:: Exercise instructions ::
Quote each record exactly, please, leaving none out.

:: The data ::
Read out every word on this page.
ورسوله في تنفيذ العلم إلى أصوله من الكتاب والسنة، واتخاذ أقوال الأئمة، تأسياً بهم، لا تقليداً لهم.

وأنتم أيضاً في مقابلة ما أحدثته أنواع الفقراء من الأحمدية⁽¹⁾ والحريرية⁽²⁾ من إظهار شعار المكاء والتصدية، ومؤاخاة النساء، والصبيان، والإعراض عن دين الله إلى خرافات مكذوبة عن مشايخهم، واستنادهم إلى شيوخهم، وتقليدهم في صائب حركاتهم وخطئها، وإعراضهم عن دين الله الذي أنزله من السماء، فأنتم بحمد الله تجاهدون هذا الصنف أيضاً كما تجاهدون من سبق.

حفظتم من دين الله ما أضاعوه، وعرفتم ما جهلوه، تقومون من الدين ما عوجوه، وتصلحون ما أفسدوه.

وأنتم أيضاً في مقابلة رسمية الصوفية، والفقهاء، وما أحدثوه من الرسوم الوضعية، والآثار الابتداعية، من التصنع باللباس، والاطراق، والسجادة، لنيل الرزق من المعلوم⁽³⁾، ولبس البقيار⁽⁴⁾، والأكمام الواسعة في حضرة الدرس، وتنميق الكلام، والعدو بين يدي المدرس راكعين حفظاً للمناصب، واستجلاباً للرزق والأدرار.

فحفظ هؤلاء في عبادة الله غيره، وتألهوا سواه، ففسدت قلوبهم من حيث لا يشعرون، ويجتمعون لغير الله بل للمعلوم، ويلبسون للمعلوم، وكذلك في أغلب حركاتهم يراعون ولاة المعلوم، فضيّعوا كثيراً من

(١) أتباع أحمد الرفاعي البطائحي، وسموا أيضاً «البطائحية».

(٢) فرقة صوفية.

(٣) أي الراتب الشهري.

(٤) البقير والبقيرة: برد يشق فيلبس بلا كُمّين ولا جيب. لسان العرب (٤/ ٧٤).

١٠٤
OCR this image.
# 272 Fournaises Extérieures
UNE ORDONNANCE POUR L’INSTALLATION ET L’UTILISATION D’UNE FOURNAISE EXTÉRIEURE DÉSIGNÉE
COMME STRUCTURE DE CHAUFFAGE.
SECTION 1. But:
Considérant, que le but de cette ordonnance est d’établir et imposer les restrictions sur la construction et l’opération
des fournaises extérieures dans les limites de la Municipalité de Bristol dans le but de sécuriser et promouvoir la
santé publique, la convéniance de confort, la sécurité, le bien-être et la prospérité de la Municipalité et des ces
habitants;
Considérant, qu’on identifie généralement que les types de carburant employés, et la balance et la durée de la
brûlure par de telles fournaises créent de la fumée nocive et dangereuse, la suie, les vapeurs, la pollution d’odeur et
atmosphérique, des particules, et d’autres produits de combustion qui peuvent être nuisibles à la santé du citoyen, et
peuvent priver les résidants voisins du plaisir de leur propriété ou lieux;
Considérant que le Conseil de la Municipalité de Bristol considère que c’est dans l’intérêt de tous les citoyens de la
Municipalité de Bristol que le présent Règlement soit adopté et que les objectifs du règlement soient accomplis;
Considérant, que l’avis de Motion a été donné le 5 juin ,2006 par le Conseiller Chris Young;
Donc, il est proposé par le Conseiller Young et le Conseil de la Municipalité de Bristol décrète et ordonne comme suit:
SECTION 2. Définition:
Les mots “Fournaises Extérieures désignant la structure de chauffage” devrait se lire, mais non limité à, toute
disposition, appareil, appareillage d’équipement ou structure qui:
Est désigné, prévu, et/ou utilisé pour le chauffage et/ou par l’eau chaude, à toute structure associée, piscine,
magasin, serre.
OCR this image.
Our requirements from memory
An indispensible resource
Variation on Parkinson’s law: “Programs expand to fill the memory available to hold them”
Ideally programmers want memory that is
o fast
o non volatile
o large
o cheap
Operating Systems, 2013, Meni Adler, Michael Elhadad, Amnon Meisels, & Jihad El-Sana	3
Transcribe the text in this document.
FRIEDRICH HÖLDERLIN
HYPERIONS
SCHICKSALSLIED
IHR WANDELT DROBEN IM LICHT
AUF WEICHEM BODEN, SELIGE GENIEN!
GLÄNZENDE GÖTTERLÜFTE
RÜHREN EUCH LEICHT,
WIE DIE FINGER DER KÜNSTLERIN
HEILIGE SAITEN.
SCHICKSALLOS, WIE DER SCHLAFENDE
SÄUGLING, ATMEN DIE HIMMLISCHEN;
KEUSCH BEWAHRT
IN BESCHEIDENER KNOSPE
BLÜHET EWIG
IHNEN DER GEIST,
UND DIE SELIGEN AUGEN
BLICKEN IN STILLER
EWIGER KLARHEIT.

:: Response to this task ::
Read out every word on this page.
ورسوله في تنفيذ العلم إلى أصوله من الكتاب والسنة، واتخاذ أقوال الأئمة، تأسياً بهم، لا تقليداً لهم.

وأنتم أيضاً في مقابلة ما أحدثته أنواع الفقراء من الأحمدية⁽¹⁾ والحريرية⁽²⁾ من إظهار شعار المكاء والتصدية، ومؤاخاة النساء، والصبيان، والإعراض عن دين الله إلى خرافات مكذوبة عن مشايخهم، واستنادهم إلى شيوخهم، وتقليدهم في صائب حركاتهم وخطئها، وإعراضهم عن دين الله الذي أنزله من السماء، فأنتم بحمد الله تجاهدون هذا الصنف أيضاً كما تجاهدون من سبق.

حفظتم من دين الله ما أضاعوه، وعرفتم ما جهلوه، تقومون من الدين ما عوجوه، وتصلحون ما أفسدوه.

وأنتم أيضاً في مقابلة رسمية الصوفية، والفقهاء، وما أحدثوه من الرسوم الوضعية، والآثار الابتداعية، من التصنع باللباس، والاطراق، والسجادة، لنيل الرزق من المعلوم⁽³⁾، ولبس البقيار⁽⁴⁾، والأكمام الواسعة في حضرة الدرس، وتنميق الكلام، والعدو بين يدي المدرس راكعين حفظاً للمناصب، واستجلاباً للرزق والأدرار.

فحفظ هؤلاء في عبادة الله غيره، وتألهوا سواه، ففسدت قلوبهم من حيث لا يشعرون، ويجتمعون لغير الله بل للمعلوم، ويلبسون للمعلوم، وكذلك في أغلب حركاتهم يراعون ولاة المعلوم، فضيّعوا كثيراً من

(١) أتباع أحمد الرفاعي البطائحي، وسموا أيضاً «البطائحية».

(٢) فرقة صوفية.

(٣) أي الراتب الشهري.

(٤) البقير والبقيرة: برد يشق فيلبس بلا كُمّين ولا جيب. لسان العرب (٤/ ٧٤).

١٠٤
OCR this image.
# 272 Fournaises Extérieures
UNE ORDONNANCE POUR L’INSTALLATION ET L’UTILISATION D’UNE FOURNAISE EXTÉRIEURE DÉSIGNÉE
COMME STRUCTURE DE CHAUFFAGE.
SECTION 1. But:
Considérant, que le but de cette ordonnance est d’établir et imposer les restrictions sur la construction et l’opération
des fournaises extérieures dans les limites de la Municipalité de Bristol dans le but de sécuriser et promouvoir la
santé publique, la convéniance de confort, la sécurité, le bien-être et la prospérité de la Municipalité et des ces
habitants;
Considérant, qu’on identifie généralement que les types de carburant employés, et la balance et la durée de la
brûlure par de telles fournaises créent de la fumée nocive et dangereuse, la suie, les vapeurs, la pollution d’odeur et
atmosphérique, des particules, et d’autres produits de combustion qui peuvent être nuisibles à la santé du citoyen, et
peuvent priver les résidants voisins du plaisir de leur propriété ou lieux;
Considérant que le Conseil de la Municipalité de Bristol considère que c’est dans l’intérêt de tous les citoyens de la
Municipalité de Bristol que le présent Règlement soit adopté et que les objectifs du règlement soient accomplis;
Considérant, que l’avis de Motion a été donné le 5 juin ,2006 par le Conseiller Chris Young;
Donc, il est proposé par le Conseiller Young et le Conseil de la Municipalité de Bristol décrète et ordonne comme suit:
SECTION 2. Définition:
Les mots “Fournaises Extérieures désignant la structure de chauffage” devrait se lire, mais non limité à, toute
disposition, appareil, appareillage d’équipement ou structure qui:
Est désigné, prévu, et/ou utilisé pour le chauffage et/ou par l’eau chaude, à toute structure associée, piscine,
magasin, serre.
OCR this image.
Our requirements from memory
An indispensible resource
Variation on Parkinson’s law: “Programs expand to fill the memory available to hold them”
Ideally programmers want memory that is
o fast
o non volatile
o large
o cheap
Operating Systems, 2013, Meni Adler, Michael Elhadad, Amnon Meisels, & Jihad El-Sana	3
Transcribe the text in this document.
FRIEDRICH HÖLDERLIN
HYPERIONS
SCHICKSALSLIED
IHR WANDELT DROBEN IM LICHT
AUF WEICHEM BODEN, SELIGE GENIEN!
GLÄNZENDE GÖTTERLÜFTE
RÜHREN EUCH LEICHT,
WIE DIE FINGER DER KÜNSTLERIN
HEILIGE SAITEN.
SCHICKSALLOS, WIE DER SCHLAFENDE
SÄUGLING, ATMEN DIE HIMMLISCHEN;
KEUSCH BEWAHRT
IN BESCHEIDENER KNOSPE
BLÜHET EWIG
IHNEN DER GEIST,
UND DIE SELIGEN AUGEN
BLICKEN IN STILLER
EWIGER KLARHEIT.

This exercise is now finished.